# DIRECTIVE
All entries must be repeated exactly; do not include the pictures.

# RECORD LIST
-- START --
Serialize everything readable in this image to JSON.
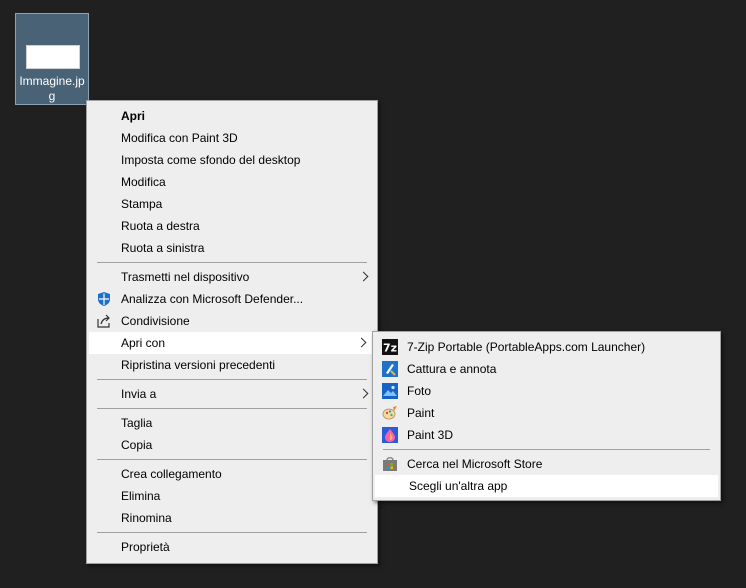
{
  "desktop": {
    "file_label": "Immagine.jpg"
  },
  "context_menu": {
    "items": [
      {
        "label": "Apri",
        "bold": true
      },
      {
        "label": "Modifica con Paint 3D"
      },
      {
        "label": "Imposta come sfondo del desktop"
      },
      {
        "label": "Modifica"
      },
      {
        "label": "Stampa"
      },
      {
        "label": "Ruota a destra"
      },
      {
        "label": "Ruota a sinistra"
      },
      {
        "label": "Trasmetti nel dispositivo",
        "submenu": true
      },
      {
        "label": "Analizza con Microsoft Defender...",
        "icon": "defender-shield-icon"
      },
      {
        "label": "Condivisione",
        "icon": "share-icon"
      },
      {
        "label": "Apri con",
        "submenu": true
      },
      {
        "label": "Ripristina versioni precedenti"
      },
      {
        "label": "Invia a",
        "submenu": true
      },
      {
        "label": "Taglia"
      },
      {
        "label": "Copia"
      },
      {
        "label": "Crea collegamento"
      },
      {
        "label": "Elimina"
      },
      {
        "label": "Rinomina"
      },
      {
        "label": "Proprietà"
      }
    ]
  },
  "open_with_submenu": {
    "items": [
      {
        "label": "7-Zip Portable (PortableApps.com Launcher)",
        "icon": "7zip-icon"
      },
      {
        "label": "Cattura e annota",
        "icon": "snip-sketch-icon"
      },
      {
        "label": "Foto",
        "icon": "photos-icon"
      },
      {
        "label": "Paint",
        "icon": "paint-icon"
      },
      {
        "label": "Paint 3D",
        "icon": "paint3d-icon"
      },
      {
        "label": "Cerca nel Microsoft Store",
        "icon": "store-icon"
      },
      {
        "label": "Scegli un'altra app"
      }
    ]
  }
}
-- END --
# WORKED ANSWER
Serialize everything readable in this image to JSON.
{
  "desktop": {
    "file_label": "Immagine.jpg"
  },
  "context_menu": {
    "items": [
      {
        "label": "Apri",
        "bold": true
      },
      {
        "label": "Modifica con Paint 3D"
      },
      {
        "label": "Imposta come sfondo del desktop"
      },
      {
        "label": "Modifica"
      },
      {
        "label": "Stampa"
      },
      {
        "label": "Ruota a destra"
      },
      {
        "label": "Ruota a sinistra"
      },
      {
        "label": "Trasmetti nel dispositivo",
        "submenu": true
      },
      {
        "label": "Analizza con Microsoft Defender...",
        "icon": "defender-shield-icon"
      },
      {
        "label": "Condivisione",
        "icon": "share-icon"
      },
      {
        "label": "Apri con",
        "submenu": true
      },
      {
        "label": "Ripristina versioni precedenti"
      },
      {
        "label": "Invia a",
        "submenu": true
      },
      {
        "label": "Taglia"
      },
      {
        "label": "Copia"
      },
      {
        "label": "Crea collegamento"
      },
      {
        "label": "Elimina"
      },
      {
        "label": "Rinomina"
      },
      {
        "label": "Proprietà"
      }
    ]
  },
  "open_with_submenu": {
    "items": [
      {
        "label": "7-Zip Portable (PortableApps.com Launcher)",
        "icon": "7zip-icon"
      },
      {
        "label": "Cattura e annota",
        "icon": "snip-sketch-icon"
      },
      {
        "label": "Foto",
        "icon": "photos-icon"
      },
      {
        "label": "Paint",
        "icon": "paint-icon"
      },
      {
        "label": "Paint 3D",
        "icon": "paint3d-icon"
      },
      {
        "label": "Cerca nel Microsoft Store",
        "icon": "store-icon"
      },
      {
        "label": "Scegli un'altra app"
      }
    ]
  }
}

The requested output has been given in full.